Scan the listing below for the word "Check" and state how many lines hold it. Write nothing but the number.

— BEGIN Excerpted data —

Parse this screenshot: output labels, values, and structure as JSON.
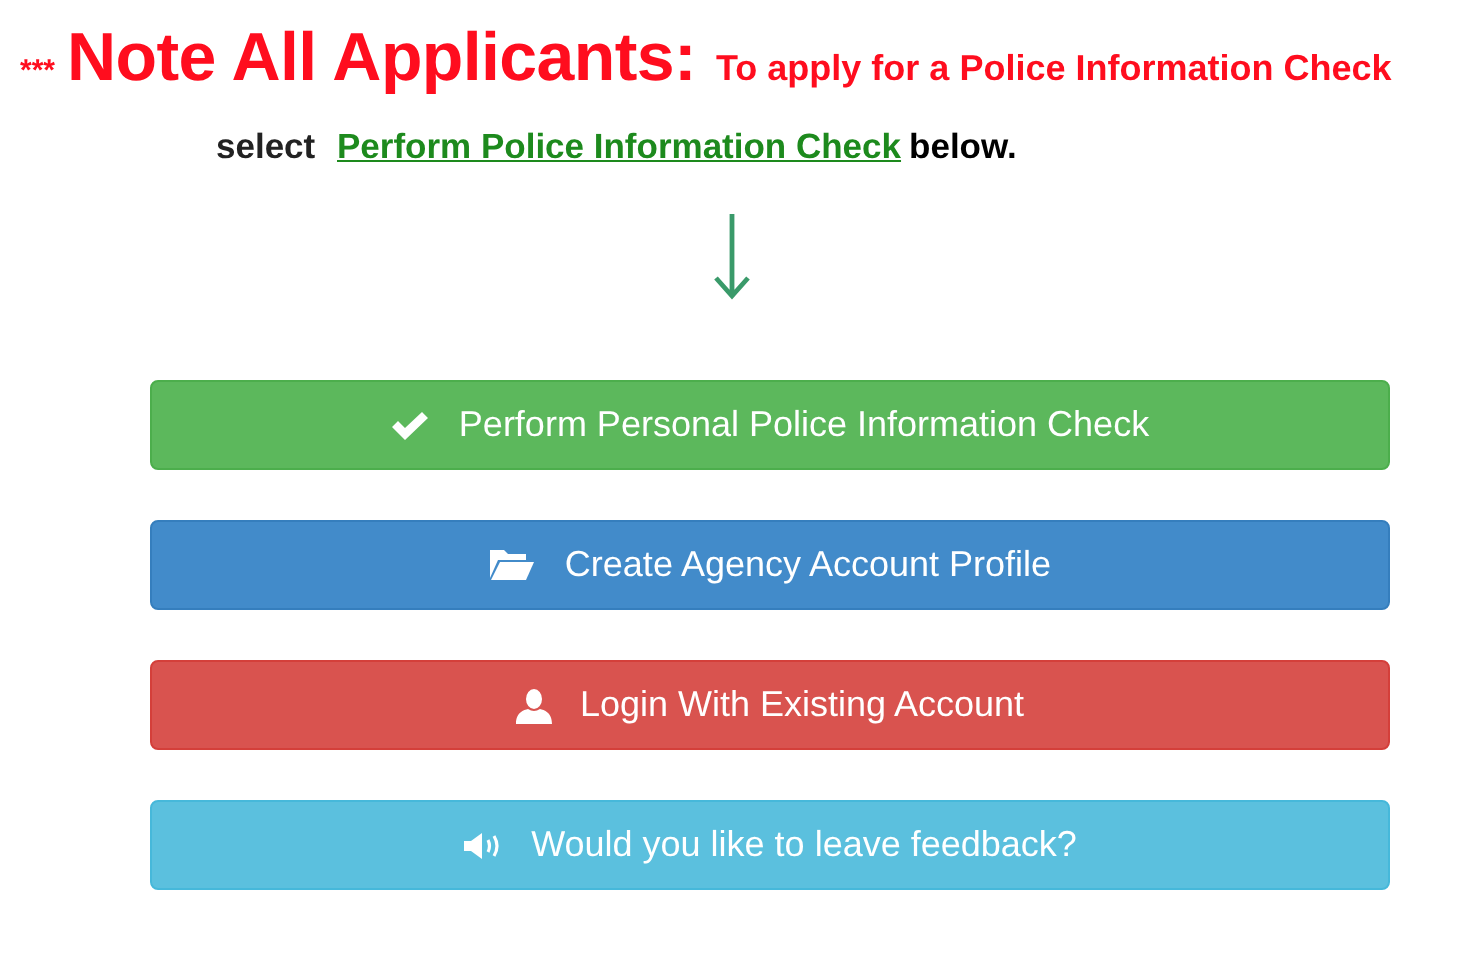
{
  "notice": {
    "stars": "***",
    "heading": "Note All Applicants:",
    "instruction": "To apply for a Police Information Check",
    "line_start": "select",
    "link": "Perform Police Information Check",
    "line_end": "below."
  },
  "buttons": [
    {
      "kind": "success",
      "label": "Perform Personal Police Information Check"
    },
    {
      "kind": "primary",
      "label": "Create Agency Account Profile"
    },
    {
      "kind": "danger",
      "label": "Login With Existing Account"
    },
    {
      "kind": "info",
      "label": "Would you like to leave feedback?"
    }
  ]
}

— END Excerpted data —

→ Solved problem: 3